Exercise passage:
------------------------------------------------
What Color is Your Function?

http://journal.stuffwithstuff.com/2015/02/01/what-color-is-your-function/

I don’t know about you, but nothing gets me going in the morning quite like a good old fashioned programming language rant. It stirs the blood to see someone skewer one of those “blub” languages the plebians use, muddling through their day with it between furtive visits to StackOverflow.

(Meanwhile, you and I, only use the most enlightened of languages. Chisel-sharp tools designed for the manicured hands of expert craftspersons such as ourselves.)

  1. Every function has a color. Each function—anonymous callback or regular named one—is either red or blue.
  2. There are no colorless functions in the language.
  3. The way you call a function depends on its color.
  4. You can only call a red function from within another red function. You can call a blue function from a red one.
  5. Red functions are more painful to call.

The obvious solution then is to never use red functions. Just make everything blue and you’re back to the sane world where all functions have the same color, which is equivalent to them all having no color, which is equivalent to our language not being entirely stupid.

One final thorn in our side: some core library functions are red.

Of course, I’m not really talking about color here, am I? It’s an allegory, a literary trick. The Sneetches isn’t about stars on bellies, it’s about race. By now, you may have an inkling of what color actually represents. If not, here’s the big reveal: Red functions are asynchronous ones.

When people talk about “callback hell” they’re talking about how annoying it is to have red functions in their language.
------------------------------------------------
Data for review:

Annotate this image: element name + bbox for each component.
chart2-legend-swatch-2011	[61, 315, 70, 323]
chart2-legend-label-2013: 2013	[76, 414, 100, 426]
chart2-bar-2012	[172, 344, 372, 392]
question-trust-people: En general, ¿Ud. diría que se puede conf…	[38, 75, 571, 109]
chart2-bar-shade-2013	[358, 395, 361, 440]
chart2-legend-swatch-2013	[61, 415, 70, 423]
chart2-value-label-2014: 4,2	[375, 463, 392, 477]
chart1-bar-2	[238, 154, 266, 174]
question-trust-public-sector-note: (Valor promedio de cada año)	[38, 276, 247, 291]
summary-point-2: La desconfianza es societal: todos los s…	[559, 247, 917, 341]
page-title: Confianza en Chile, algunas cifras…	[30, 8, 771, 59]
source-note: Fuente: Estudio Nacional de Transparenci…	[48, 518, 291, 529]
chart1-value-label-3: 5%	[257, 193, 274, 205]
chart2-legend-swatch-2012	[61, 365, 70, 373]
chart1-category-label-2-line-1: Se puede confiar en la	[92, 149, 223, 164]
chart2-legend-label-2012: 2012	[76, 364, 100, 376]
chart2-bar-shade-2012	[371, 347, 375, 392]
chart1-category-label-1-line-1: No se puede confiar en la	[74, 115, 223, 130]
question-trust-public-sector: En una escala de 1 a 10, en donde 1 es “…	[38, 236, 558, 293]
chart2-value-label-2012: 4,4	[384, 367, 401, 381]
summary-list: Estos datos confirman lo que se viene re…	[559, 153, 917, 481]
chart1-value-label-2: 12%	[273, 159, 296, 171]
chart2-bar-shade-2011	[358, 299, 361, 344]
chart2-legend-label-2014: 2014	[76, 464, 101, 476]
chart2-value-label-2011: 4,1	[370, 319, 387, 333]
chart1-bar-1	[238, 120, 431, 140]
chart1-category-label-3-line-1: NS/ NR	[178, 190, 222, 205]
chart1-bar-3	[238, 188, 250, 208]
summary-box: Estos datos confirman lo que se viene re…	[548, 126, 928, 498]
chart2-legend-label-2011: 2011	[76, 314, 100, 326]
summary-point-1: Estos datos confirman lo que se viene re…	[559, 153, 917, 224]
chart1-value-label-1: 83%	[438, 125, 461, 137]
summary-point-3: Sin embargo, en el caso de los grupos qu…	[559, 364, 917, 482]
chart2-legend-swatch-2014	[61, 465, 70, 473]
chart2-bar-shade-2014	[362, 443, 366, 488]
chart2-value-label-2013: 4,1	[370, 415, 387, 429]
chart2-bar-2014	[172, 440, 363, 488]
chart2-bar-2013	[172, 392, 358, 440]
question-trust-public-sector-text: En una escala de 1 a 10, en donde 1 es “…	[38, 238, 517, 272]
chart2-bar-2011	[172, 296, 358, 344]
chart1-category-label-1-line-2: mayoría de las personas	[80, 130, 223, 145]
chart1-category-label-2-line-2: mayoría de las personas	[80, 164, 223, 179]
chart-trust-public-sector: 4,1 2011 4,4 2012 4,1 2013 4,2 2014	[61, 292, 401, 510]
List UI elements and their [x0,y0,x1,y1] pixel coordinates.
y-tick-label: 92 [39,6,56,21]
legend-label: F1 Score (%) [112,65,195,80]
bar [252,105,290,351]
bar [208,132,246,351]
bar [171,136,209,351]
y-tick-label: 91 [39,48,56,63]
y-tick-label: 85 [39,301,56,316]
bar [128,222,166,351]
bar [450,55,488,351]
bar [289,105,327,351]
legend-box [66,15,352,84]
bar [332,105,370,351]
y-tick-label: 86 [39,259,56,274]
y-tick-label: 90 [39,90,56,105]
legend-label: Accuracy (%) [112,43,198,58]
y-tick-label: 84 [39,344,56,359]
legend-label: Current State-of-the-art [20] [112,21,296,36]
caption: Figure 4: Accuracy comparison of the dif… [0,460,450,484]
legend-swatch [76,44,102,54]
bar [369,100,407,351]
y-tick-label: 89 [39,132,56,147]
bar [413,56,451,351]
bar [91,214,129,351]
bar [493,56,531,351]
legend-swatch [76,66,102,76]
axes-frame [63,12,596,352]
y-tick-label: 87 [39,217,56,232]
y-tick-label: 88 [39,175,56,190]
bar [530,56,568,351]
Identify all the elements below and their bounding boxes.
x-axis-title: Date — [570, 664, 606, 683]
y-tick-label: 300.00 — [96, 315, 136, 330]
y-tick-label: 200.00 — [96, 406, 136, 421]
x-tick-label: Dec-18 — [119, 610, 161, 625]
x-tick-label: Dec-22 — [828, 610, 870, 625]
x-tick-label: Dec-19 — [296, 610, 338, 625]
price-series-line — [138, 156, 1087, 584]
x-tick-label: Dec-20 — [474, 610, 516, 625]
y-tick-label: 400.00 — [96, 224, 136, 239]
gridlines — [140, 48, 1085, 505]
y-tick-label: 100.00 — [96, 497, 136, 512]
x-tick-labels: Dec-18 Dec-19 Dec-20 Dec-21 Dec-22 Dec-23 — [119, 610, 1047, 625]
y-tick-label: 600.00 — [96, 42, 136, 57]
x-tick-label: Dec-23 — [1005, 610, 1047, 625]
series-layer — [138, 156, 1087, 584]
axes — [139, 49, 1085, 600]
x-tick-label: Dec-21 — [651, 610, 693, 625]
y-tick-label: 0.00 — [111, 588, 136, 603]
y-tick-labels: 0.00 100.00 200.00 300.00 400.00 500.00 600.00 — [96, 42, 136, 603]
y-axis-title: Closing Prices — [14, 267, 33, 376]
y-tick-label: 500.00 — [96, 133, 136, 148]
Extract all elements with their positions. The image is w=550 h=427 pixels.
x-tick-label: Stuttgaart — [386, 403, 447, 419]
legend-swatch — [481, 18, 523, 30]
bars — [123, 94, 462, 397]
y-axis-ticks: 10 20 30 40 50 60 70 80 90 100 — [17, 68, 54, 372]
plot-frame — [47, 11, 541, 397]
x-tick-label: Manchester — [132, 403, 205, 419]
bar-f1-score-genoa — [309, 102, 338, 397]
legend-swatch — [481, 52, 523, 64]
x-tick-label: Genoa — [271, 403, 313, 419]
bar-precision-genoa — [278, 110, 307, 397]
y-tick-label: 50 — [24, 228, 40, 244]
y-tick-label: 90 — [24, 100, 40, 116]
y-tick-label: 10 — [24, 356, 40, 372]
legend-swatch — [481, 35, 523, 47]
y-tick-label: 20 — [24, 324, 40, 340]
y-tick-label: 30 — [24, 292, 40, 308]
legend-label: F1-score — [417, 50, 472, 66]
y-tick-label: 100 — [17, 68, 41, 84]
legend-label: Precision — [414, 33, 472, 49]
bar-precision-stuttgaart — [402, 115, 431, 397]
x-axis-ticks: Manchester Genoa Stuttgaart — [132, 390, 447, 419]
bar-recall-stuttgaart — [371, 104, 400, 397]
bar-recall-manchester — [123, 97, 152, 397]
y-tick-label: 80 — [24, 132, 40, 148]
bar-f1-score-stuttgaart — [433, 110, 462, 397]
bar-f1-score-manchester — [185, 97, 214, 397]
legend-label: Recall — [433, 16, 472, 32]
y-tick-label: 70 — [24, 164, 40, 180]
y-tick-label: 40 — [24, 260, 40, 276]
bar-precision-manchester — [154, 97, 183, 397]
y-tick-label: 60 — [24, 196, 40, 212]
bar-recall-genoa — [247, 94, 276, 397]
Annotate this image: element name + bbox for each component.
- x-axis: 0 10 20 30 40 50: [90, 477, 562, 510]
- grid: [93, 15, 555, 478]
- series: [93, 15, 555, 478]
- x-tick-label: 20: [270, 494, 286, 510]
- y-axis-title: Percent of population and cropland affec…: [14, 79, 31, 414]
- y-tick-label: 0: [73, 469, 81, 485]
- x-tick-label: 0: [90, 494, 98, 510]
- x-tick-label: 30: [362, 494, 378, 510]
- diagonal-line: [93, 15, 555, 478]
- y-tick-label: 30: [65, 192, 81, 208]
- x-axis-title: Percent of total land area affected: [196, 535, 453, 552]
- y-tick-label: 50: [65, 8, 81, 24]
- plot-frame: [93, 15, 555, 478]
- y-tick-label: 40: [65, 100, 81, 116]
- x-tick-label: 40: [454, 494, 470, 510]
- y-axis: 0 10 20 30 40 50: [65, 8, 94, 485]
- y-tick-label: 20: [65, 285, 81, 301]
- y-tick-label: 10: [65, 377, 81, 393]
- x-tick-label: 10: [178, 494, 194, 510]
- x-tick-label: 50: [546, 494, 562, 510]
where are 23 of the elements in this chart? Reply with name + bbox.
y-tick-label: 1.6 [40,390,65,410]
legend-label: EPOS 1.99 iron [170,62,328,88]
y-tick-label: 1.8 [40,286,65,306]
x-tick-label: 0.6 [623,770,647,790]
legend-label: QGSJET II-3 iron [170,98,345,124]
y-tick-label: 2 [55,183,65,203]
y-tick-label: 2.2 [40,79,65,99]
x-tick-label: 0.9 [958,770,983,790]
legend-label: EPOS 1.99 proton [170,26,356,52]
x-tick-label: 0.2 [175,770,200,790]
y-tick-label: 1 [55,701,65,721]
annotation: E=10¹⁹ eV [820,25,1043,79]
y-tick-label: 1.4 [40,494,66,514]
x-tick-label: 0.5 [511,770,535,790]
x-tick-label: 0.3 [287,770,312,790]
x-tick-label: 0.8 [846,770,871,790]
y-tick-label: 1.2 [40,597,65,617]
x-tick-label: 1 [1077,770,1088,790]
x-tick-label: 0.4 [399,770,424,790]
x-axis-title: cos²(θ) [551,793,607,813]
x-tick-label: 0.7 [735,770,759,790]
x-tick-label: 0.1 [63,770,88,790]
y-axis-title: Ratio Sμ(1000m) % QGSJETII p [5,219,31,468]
------------------------------------------------
Activities:
[a] Summarize the function-color essay in two sentences.
[b] Using the function-color essay, decide whether each statement agrees with it, answering yes or no and quoting the words that settle it: (i) The language allows colorless functions. (ii) A blue function can be called from a red one. (iii) Every core library function is blue.
[c] Please pick up the function-color essay after its final sentence and keep writing it.
The data has no connection to the function-color essay.

Answers by task:
[a] The function-color essay describes a language in which every function is either red or blue, red functions can only be called from within other red functions, and red functions are more painful to call. It then reveals that the colors are an allegory: red functions are asynchronous ones, and "callback hell" refers to how annoying it is to have them in a language.

[b]
(i) No: "There are no colorless functions in the language."
(ii) Yes: "You can call a blue function from a red one."
(iii) No: "some core library functions are red."

[c]
One technique that gets a bunch of people excited is promises, which you may also know by their rapper name “futures”.

Async-await solves annoying rule #4: they make red functions not much worse to call than blue ones. It is better. I will take async-await over bare callbacks or futures any day of the week.

If you peel back your compiler’s skull and see what it’s doing when it hits an await call you’d see it actually doing the CPS-transform. That’s why you need to use await in C#: it’s a clue to the compiler to say, “break the function in half here”. Everything after the await gets hoisted into a new function that it synthesizes on your behalf.

With callbacks, promises, async-await, and generators, you ultimately end up taking your asynchronous function and smearing it out into a bunch of closures that live over in the heap. Your function passes the outermost one into the runtime. When the event loop or IO operation is done, it invokes that function and you pick up where you left off. But that means everything above you also has to return. You still have to unwind the whole stack. This is where the “red functions can only be called by red functions” rule comes from. You have to closurify the entire callstack all the way back to main() or the event handler.

But if you have threads (green- or OS-level), you don’t need to do that. You can just suspend the entire thread and hop straight back to the OS or event loop without having to return from all of those functions.


  • This is a great analogy.

  • async/await creates a state machine that creates the illusion of “pausing” execution at the await invocation. Actually, the function is split in two (pre-await, post-await), the pre-await bit is called, the awaited operation is triggered, and the post-await bit is scheduled to run when the awaited operation is done, and the event loop keeps going.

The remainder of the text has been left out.